State how many lines of the entries hold the string "products". Reply with the number alone.

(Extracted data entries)
=-=-=-=-=
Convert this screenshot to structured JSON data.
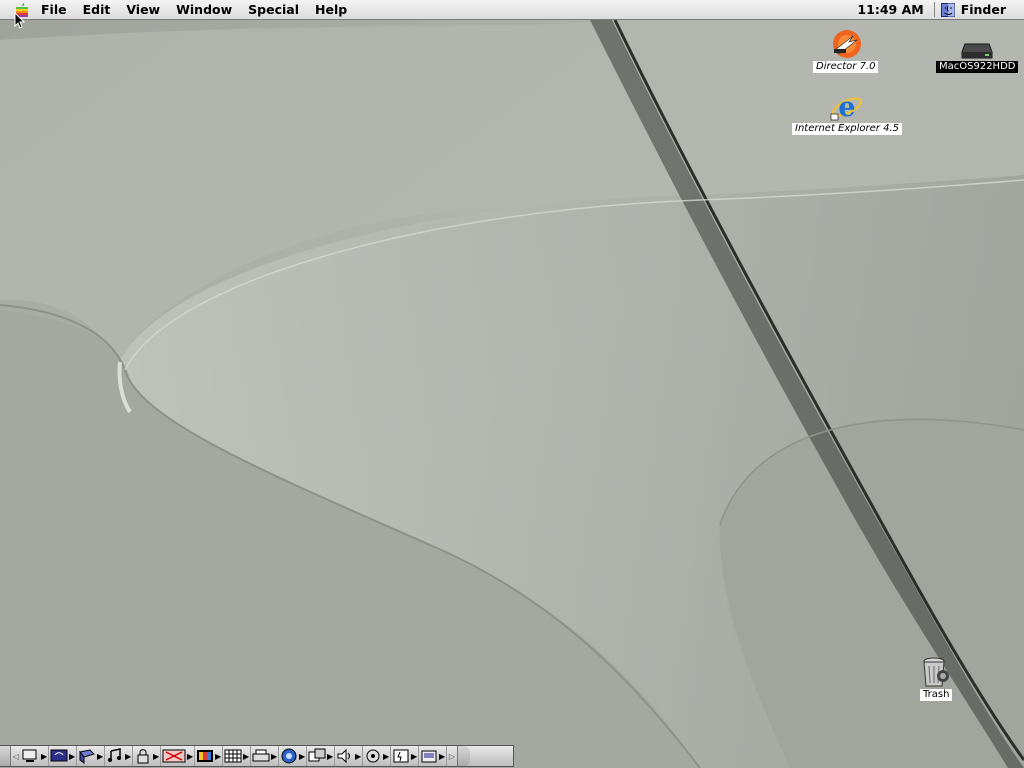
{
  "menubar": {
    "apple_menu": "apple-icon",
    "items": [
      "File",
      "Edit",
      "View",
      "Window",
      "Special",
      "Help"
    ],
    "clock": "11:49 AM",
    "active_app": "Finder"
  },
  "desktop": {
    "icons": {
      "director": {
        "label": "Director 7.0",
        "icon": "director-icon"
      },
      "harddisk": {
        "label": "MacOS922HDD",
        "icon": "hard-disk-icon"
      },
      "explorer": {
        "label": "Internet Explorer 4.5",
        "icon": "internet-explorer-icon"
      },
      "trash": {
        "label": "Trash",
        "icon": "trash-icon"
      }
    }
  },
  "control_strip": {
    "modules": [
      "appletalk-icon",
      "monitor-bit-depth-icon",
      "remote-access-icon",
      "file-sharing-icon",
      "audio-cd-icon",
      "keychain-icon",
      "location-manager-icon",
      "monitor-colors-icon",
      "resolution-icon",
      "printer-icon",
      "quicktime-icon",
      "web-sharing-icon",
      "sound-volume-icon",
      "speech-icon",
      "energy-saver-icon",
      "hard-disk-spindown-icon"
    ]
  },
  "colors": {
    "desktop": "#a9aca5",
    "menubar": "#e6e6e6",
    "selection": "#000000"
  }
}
=-=-=-=-=
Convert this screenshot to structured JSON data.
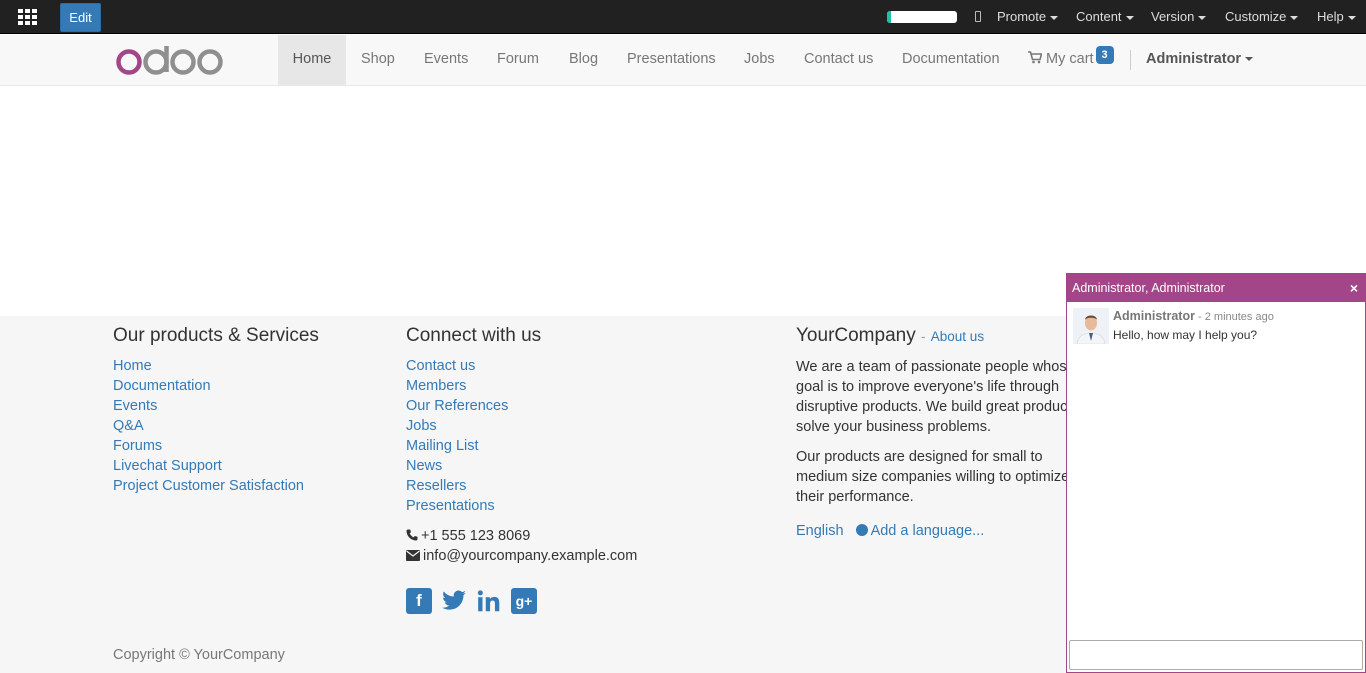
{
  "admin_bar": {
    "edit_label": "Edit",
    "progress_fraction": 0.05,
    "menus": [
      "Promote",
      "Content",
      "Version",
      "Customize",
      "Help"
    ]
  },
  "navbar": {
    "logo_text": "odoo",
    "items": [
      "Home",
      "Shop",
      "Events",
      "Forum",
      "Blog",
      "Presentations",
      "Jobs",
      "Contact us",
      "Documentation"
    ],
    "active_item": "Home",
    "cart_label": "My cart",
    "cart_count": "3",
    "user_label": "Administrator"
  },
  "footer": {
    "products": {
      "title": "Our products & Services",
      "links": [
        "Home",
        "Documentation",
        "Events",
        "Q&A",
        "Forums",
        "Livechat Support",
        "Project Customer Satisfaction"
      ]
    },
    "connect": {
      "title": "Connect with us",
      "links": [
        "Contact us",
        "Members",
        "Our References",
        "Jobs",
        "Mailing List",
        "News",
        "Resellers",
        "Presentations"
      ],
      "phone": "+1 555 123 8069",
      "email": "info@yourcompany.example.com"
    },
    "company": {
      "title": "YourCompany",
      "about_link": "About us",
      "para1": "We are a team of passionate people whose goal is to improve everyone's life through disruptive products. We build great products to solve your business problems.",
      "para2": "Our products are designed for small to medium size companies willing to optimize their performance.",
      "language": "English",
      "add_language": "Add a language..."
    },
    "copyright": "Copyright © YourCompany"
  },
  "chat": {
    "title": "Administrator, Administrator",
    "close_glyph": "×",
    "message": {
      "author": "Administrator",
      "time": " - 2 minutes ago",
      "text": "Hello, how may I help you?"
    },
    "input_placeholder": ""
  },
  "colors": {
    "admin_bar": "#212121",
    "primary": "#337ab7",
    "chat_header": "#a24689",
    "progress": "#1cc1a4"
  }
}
=-=-=-=-=
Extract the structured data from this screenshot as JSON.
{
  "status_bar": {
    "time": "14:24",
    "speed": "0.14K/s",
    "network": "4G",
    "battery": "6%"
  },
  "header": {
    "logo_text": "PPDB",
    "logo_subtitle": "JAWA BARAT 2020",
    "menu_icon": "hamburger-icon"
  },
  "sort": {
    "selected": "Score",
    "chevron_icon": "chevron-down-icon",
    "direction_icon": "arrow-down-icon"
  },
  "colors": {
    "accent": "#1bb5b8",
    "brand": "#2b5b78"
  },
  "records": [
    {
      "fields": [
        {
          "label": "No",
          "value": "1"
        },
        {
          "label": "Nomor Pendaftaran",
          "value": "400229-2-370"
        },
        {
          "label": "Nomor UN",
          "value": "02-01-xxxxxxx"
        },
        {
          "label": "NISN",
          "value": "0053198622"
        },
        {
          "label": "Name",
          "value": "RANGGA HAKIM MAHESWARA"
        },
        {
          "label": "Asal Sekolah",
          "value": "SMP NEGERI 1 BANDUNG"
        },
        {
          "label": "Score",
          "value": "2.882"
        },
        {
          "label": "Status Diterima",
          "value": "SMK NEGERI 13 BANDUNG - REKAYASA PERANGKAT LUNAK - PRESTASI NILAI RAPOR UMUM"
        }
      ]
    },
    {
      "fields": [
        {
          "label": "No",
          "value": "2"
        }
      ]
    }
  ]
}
=-=-=-=-=
#### Final answer
4